Recorded data:
──────────
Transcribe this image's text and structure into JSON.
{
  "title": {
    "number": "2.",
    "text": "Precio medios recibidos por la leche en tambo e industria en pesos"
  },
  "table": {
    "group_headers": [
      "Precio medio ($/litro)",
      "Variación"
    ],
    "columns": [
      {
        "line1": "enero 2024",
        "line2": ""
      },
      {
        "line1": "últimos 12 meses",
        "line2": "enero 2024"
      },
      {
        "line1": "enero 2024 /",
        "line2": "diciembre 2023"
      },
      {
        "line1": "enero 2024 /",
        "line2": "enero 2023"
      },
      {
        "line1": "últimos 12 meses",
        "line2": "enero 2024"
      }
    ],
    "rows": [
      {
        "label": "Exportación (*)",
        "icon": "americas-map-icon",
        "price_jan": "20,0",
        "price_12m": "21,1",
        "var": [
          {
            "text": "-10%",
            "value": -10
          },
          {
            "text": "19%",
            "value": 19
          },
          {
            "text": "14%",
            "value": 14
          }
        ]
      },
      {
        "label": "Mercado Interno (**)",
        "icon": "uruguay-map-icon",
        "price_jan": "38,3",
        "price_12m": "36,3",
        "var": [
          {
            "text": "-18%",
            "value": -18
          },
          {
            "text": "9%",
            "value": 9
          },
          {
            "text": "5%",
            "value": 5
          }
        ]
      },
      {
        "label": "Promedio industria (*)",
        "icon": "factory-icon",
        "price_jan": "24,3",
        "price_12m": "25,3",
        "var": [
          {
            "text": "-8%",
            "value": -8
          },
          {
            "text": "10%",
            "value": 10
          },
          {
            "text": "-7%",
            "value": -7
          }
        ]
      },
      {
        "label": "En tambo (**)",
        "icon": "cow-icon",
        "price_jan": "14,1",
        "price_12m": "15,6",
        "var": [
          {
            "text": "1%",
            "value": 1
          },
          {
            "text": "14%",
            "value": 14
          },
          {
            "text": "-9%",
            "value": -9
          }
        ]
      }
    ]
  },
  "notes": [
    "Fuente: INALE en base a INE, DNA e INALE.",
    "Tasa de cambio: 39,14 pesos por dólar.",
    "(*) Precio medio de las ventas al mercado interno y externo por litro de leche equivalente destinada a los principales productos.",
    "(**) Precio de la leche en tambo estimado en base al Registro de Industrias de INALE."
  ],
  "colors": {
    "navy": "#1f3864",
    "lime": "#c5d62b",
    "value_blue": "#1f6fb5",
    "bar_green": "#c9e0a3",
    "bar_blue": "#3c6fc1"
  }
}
──────────
Which lines in the listing above hold the word "base"? Show each of them.

> Solution:
    "Fuente: INALE en base a INE, DNA e INALE.",
    "(**) Precio de la leche en tambo estimado en base al Registro de Industrias de INALE."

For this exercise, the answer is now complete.